_Exercise instructions_: Please put the lines of every item below into a Markdown table with the columns Row and Entry line, numbering each row and leaving out blank lines.

━━━━━ Records shown

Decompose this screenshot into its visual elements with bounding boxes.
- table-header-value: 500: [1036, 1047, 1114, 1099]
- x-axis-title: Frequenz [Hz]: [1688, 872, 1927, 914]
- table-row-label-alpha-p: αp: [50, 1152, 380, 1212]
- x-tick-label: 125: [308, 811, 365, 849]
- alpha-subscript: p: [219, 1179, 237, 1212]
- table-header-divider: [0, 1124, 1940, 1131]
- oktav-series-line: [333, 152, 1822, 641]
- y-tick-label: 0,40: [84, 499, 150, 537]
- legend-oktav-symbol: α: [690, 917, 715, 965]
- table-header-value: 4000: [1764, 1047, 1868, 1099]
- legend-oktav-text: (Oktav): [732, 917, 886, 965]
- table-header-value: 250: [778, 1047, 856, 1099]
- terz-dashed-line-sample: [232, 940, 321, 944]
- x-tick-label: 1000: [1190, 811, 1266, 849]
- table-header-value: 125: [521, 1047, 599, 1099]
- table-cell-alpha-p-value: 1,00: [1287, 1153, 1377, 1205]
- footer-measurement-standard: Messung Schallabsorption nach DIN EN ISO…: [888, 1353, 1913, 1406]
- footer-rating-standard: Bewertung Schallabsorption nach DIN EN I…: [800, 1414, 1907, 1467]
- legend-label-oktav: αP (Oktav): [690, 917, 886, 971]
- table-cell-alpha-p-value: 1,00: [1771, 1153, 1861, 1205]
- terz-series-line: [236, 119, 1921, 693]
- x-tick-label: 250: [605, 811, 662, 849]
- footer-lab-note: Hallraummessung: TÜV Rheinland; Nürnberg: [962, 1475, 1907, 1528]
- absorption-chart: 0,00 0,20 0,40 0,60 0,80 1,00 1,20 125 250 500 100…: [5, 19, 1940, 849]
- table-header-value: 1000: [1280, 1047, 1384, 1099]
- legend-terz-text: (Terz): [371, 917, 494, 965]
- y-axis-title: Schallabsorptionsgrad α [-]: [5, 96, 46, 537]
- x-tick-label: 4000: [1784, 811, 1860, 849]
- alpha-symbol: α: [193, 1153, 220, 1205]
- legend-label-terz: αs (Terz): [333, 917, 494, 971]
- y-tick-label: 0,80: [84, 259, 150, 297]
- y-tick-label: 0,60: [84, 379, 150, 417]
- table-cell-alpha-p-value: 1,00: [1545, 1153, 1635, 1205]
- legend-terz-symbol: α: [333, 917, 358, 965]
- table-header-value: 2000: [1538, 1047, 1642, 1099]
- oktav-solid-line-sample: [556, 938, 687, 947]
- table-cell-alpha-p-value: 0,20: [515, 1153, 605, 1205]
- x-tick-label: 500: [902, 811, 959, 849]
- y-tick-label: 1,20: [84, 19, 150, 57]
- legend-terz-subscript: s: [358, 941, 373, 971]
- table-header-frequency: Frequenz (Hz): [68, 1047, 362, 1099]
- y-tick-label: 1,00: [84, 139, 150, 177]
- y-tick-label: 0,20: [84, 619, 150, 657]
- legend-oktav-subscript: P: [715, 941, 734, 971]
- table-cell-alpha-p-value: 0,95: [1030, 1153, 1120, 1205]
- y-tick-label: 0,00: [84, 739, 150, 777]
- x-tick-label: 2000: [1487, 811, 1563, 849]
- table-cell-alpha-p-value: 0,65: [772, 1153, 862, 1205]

━━━━━━━━━━

_Full response_:
| Row | Entry line |
|---|---|
| 1 | Decompose this screenshot into its visual elements with bounding boxes. |
| 2 | - table-header-value: 500: [1036, 1047, 1114, 1099] |
| 3 | - x-axis-title: Frequenz [Hz]: [1688, 872, 1927, 914] |
| 4 | - table-row-label-alpha-p: αp: [50, 1152, 380, 1212] |
| 5 | - x-tick-label: 125: [308, 811, 365, 849] |
| 6 | - alpha-subscript: p: [219, 1179, 237, 1212] |
| 7 | - table-header-divider: [0, 1124, 1940, 1131] |
| 8 | - oktav-series-line: [333, 152, 1822, 641] |
| 9 | - y-tick-label: 0,40: [84, 499, 150, 537] |
| 10 | - legend-oktav-symbol: α: [690, 917, 715, 965] |
| 11 | - table-header-value: 4000: [1764, 1047, 1868, 1099] |
| 12 | - legend-oktav-text: (Oktav): [732, 917, 886, 965] |
| 13 | - table-header-value: 250: [778, 1047, 856, 1099] |
| 14 | - terz-dashed-line-sample: [232, 940, 321, 944] |
| 15 | - x-tick-label: 1000: [1190, 811, 1266, 849] |
| 16 | - table-header-value: 125: [521, 1047, 599, 1099] |
| 17 | - table-cell-alpha-p-value: 1,00: [1287, 1153, 1377, 1205] |
| 18 | - footer-measurement-standard: Messung Schallabsorption nach DIN EN ISO…: [888, 1353, 1913, 1406] |
| 19 | - footer-rating-standard: Bewertung Schallabsorption nach DIN EN I…: [800, 1414, 1907, 1467] |
| 20 | - legend-label-oktav: αP (Oktav): [690, 917, 886, 971] |
| 21 | - table-cell-alpha-p-value: 1,00: [1771, 1153, 1861, 1205] |
| 22 | - terz-series-line: [236, 119, 1921, 693] |
| 23 | - x-tick-label: 250: [605, 811, 662, 849] |
| 24 | - footer-lab-note: Hallraummessung: TÜV Rheinland; Nürnberg: [962, 1475, 1907, 1528] |
| 25 | - absorption-chart: 0,00 0,20 0,40 0,60 0,80 1,00 1,20 125 250 500 100…: [5, 19, 1940, 849] |
| 26 | - table-header-value: 1000: [1280, 1047, 1384, 1099] |
| 27 | - legend-terz-text: (Terz): [371, 917, 494, 965] |
| 28 | - y-axis-title: Schallabsorptionsgrad α [-]: [5, 96, 46, 537] |
| 29 | - x-tick-label: 4000: [1784, 811, 1860, 849] |
| 30 | - alpha-symbol: α: [193, 1153, 220, 1205] |
| 31 | - legend-label-terz: αs (Terz): [333, 917, 494, 971] |
| 32 | - y-tick-label: 0,80: [84, 259, 150, 297] |
| 33 | - y-tick-label: 0,60: [84, 379, 150, 417] |
| 34 | - table-cell-alpha-p-value: 1,00: [1545, 1153, 1635, 1205] |
| 35 | - legend-terz-symbol: α: [333, 917, 358, 965] |
| 36 | - table-header-value: 2000: [1538, 1047, 1642, 1099] |
| 37 | - oktav-solid-line-sample: [556, 938, 687, 947] |
| 38 | - table-cell-alpha-p-value: 0,20: [515, 1153, 605, 1205] |
| 39 | - x-tick-label: 500: [902, 811, 959, 849] |
| 40 | - y-tick-label: 1,20: [84, 19, 150, 57] |
| 41 | - legend-terz-subscript: s: [358, 941, 373, 971] |
| 42 | - table-header-frequency: Frequenz (Hz): [68, 1047, 362, 1099] |
| 43 | - y-tick-label: 1,00: [84, 139, 150, 177] |
| 44 | - y-tick-label: 0,20: [84, 619, 150, 657] |
| 45 | - legend-oktav-subscript: P: [715, 941, 734, 971] |
| 46 | - table-cell-alpha-p-value: 0,95: [1030, 1153, 1120, 1205] |
| 47 | - y-tick-label: 0,00: [84, 739, 150, 777] |
| 48 | - x-tick-label: 2000: [1487, 811, 1563, 849] |
| 49 | - table-cell-alpha-p-value: 0,65: [772, 1153, 862, 1205] |